Input data:
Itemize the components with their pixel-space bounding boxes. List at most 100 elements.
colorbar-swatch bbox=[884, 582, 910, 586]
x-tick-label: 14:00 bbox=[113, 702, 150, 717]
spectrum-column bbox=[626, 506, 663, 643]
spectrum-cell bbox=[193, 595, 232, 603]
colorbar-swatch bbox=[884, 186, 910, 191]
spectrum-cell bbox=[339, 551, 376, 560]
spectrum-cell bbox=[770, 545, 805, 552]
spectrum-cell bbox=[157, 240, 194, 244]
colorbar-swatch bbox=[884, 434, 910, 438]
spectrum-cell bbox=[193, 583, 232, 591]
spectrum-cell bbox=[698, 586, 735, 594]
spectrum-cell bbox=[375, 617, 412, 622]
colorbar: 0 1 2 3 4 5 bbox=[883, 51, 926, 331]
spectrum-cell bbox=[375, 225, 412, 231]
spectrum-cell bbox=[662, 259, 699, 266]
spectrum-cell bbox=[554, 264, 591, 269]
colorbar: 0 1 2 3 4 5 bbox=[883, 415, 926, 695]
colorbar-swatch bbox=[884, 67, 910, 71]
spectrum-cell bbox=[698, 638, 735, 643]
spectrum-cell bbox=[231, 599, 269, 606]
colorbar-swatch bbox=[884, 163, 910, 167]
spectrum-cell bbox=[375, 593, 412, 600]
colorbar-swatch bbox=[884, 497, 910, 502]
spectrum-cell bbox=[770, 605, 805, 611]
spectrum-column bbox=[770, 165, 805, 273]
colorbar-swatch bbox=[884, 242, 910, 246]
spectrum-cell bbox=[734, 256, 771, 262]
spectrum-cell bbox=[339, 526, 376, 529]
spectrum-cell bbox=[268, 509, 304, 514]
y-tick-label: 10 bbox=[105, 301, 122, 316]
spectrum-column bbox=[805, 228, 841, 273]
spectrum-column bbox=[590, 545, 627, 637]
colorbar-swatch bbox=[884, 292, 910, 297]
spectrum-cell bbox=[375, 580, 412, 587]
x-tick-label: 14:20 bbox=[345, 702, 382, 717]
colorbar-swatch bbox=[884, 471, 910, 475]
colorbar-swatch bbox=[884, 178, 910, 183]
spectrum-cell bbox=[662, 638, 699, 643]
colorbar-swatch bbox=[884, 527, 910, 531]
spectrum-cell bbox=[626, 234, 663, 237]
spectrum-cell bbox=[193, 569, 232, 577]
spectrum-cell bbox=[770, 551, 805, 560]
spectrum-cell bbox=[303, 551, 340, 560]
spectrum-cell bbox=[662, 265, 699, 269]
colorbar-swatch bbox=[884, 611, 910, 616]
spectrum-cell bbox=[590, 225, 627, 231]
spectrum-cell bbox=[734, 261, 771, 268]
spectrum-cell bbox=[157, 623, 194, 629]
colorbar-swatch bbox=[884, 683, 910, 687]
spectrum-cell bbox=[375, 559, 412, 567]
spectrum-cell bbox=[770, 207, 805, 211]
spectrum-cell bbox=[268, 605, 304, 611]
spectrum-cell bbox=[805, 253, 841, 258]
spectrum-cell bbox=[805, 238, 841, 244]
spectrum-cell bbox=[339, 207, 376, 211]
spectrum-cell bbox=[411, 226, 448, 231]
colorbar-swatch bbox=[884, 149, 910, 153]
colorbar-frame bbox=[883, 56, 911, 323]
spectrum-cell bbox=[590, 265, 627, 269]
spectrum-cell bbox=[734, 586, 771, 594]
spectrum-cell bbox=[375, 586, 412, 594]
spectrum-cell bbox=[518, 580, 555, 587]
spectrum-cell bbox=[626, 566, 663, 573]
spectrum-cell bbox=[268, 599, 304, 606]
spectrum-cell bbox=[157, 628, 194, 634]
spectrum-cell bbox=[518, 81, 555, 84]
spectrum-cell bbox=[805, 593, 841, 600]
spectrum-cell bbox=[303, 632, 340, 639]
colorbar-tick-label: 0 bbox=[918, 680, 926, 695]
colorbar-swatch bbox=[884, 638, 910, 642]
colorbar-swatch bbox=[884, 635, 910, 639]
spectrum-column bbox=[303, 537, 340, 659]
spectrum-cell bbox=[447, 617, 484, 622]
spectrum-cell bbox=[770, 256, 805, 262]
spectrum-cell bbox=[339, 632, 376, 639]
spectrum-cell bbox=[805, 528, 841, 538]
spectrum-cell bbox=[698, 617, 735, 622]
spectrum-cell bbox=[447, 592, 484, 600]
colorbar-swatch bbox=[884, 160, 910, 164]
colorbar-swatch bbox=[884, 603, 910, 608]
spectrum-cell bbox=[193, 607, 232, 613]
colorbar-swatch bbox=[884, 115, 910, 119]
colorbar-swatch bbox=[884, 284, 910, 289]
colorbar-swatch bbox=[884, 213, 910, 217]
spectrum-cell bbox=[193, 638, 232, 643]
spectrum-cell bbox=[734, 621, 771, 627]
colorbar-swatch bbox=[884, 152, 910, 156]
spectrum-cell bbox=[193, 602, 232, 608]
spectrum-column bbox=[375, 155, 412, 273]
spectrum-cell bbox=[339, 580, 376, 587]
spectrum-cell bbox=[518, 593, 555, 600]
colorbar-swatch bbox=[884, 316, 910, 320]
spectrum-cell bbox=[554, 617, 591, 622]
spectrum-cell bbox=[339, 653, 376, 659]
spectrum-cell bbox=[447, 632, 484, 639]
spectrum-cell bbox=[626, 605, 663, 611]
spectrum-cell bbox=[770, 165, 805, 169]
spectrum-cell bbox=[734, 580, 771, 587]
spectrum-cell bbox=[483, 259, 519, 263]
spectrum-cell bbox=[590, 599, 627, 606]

What you will do:
Please reproduce every one of the entries above, line for line and without any change.

Task solution:
Itemize the components with their pixel-space bounding boxes. List at most 100 elements.
colorbar-swatch bbox=[884, 582, 910, 586]
x-tick-label: 14:00 bbox=[113, 702, 150, 717]
spectrum-column bbox=[626, 506, 663, 643]
spectrum-cell bbox=[193, 595, 232, 603]
colorbar-swatch bbox=[884, 186, 910, 191]
spectrum-cell bbox=[339, 551, 376, 560]
spectrum-cell bbox=[770, 545, 805, 552]
spectrum-cell bbox=[157, 240, 194, 244]
colorbar-swatch bbox=[884, 434, 910, 438]
spectrum-cell bbox=[193, 583, 232, 591]
spectrum-cell bbox=[698, 586, 735, 594]
spectrum-cell bbox=[375, 617, 412, 622]
colorbar: 0 1 2 3 4 5 bbox=[883, 51, 926, 331]
spectrum-cell bbox=[375, 225, 412, 231]
spectrum-cell bbox=[662, 259, 699, 266]
spectrum-cell bbox=[554, 264, 591, 269]
colorbar: 0 1 2 3 4 5 bbox=[883, 415, 926, 695]
colorbar-swatch bbox=[884, 67, 910, 71]
spectrum-cell bbox=[698, 638, 735, 643]
spectrum-cell bbox=[231, 599, 269, 606]
colorbar-swatch bbox=[884, 163, 910, 167]
spectrum-cell bbox=[375, 593, 412, 600]
colorbar-swatch bbox=[884, 497, 910, 502]
spectrum-cell bbox=[770, 605, 805, 611]
spectrum-column bbox=[770, 165, 805, 273]
colorbar-swatch bbox=[884, 242, 910, 246]
spectrum-cell bbox=[734, 256, 771, 262]
spectrum-cell bbox=[339, 526, 376, 529]
spectrum-cell bbox=[268, 509, 304, 514]
y-tick-label: 10 bbox=[105, 301, 122, 316]
spectrum-column bbox=[805, 228, 841, 273]
spectrum-column bbox=[590, 545, 627, 637]
colorbar-swatch bbox=[884, 292, 910, 297]
spectrum-cell bbox=[375, 580, 412, 587]
x-tick-label: 14:20 bbox=[345, 702, 382, 717]
colorbar-swatch bbox=[884, 471, 910, 475]
colorbar-swatch bbox=[884, 178, 910, 183]
spectrum-cell bbox=[662, 638, 699, 643]
colorbar-swatch bbox=[884, 527, 910, 531]
spectrum-cell bbox=[626, 234, 663, 237]
spectrum-cell bbox=[193, 569, 232, 577]
spectrum-cell bbox=[770, 551, 805, 560]
spectrum-cell bbox=[303, 551, 340, 560]
spectrum-cell bbox=[662, 265, 699, 269]
colorbar-swatch bbox=[884, 611, 910, 616]
spectrum-cell bbox=[590, 225, 627, 231]
spectrum-cell bbox=[734, 261, 771, 268]
spectrum-cell bbox=[157, 623, 194, 629]
colorbar-swatch bbox=[884, 683, 910, 687]
spectrum-cell bbox=[375, 559, 412, 567]
spectrum-cell bbox=[770, 207, 805, 211]
spectrum-cell bbox=[268, 605, 304, 611]
spectrum-cell bbox=[805, 253, 841, 258]
spectrum-cell bbox=[805, 238, 841, 244]
spectrum-cell bbox=[339, 207, 376, 211]
spectrum-cell bbox=[411, 226, 448, 231]
colorbar-swatch bbox=[884, 149, 910, 153]
colorbar-frame bbox=[883, 56, 911, 323]
spectrum-cell bbox=[590, 265, 627, 269]
spectrum-cell bbox=[734, 586, 771, 594]
spectrum-cell bbox=[375, 586, 412, 594]
spectrum-cell bbox=[518, 580, 555, 587]
spectrum-cell bbox=[626, 566, 663, 573]
spectrum-cell bbox=[268, 599, 304, 606]
spectrum-cell bbox=[157, 628, 194, 634]
spectrum-cell bbox=[518, 81, 555, 84]
spectrum-cell bbox=[805, 593, 841, 600]
spectrum-cell bbox=[303, 632, 340, 639]
colorbar-tick-label: 0 bbox=[918, 680, 926, 695]
colorbar-swatch bbox=[884, 638, 910, 642]
colorbar-swatch bbox=[884, 635, 910, 639]
spectrum-column bbox=[303, 537, 340, 659]
spectrum-cell bbox=[447, 617, 484, 622]
spectrum-cell bbox=[770, 256, 805, 262]
spectrum-cell bbox=[339, 632, 376, 639]
spectrum-cell bbox=[805, 528, 841, 538]
spectrum-cell bbox=[698, 617, 735, 622]
spectrum-cell bbox=[447, 592, 484, 600]
colorbar-swatch bbox=[884, 160, 910, 164]
colorbar-swatch bbox=[884, 603, 910, 608]
spectrum-cell bbox=[193, 607, 232, 613]
colorbar-swatch bbox=[884, 115, 910, 119]
colorbar-swatch bbox=[884, 284, 910, 289]
colorbar-swatch bbox=[884, 213, 910, 217]
spectrum-cell bbox=[193, 638, 232, 643]
spectrum-cell bbox=[734, 621, 771, 627]
colorbar-swatch bbox=[884, 152, 910, 156]
spectrum-cell bbox=[193, 602, 232, 608]
spectrum-column bbox=[375, 155, 412, 273]
spectrum-cell bbox=[339, 580, 376, 587]
spectrum-cell bbox=[518, 593, 555, 600]
colorbar-swatch bbox=[884, 316, 910, 320]
spectrum-cell bbox=[554, 617, 591, 622]
spectrum-cell bbox=[339, 653, 376, 659]
spectrum-cell bbox=[447, 632, 484, 639]
spectrum-cell bbox=[626, 605, 663, 611]
spectrum-cell bbox=[770, 165, 805, 169]
spectrum-cell bbox=[734, 580, 771, 587]
spectrum-cell bbox=[483, 259, 519, 263]
spectrum-cell bbox=[590, 599, 627, 606]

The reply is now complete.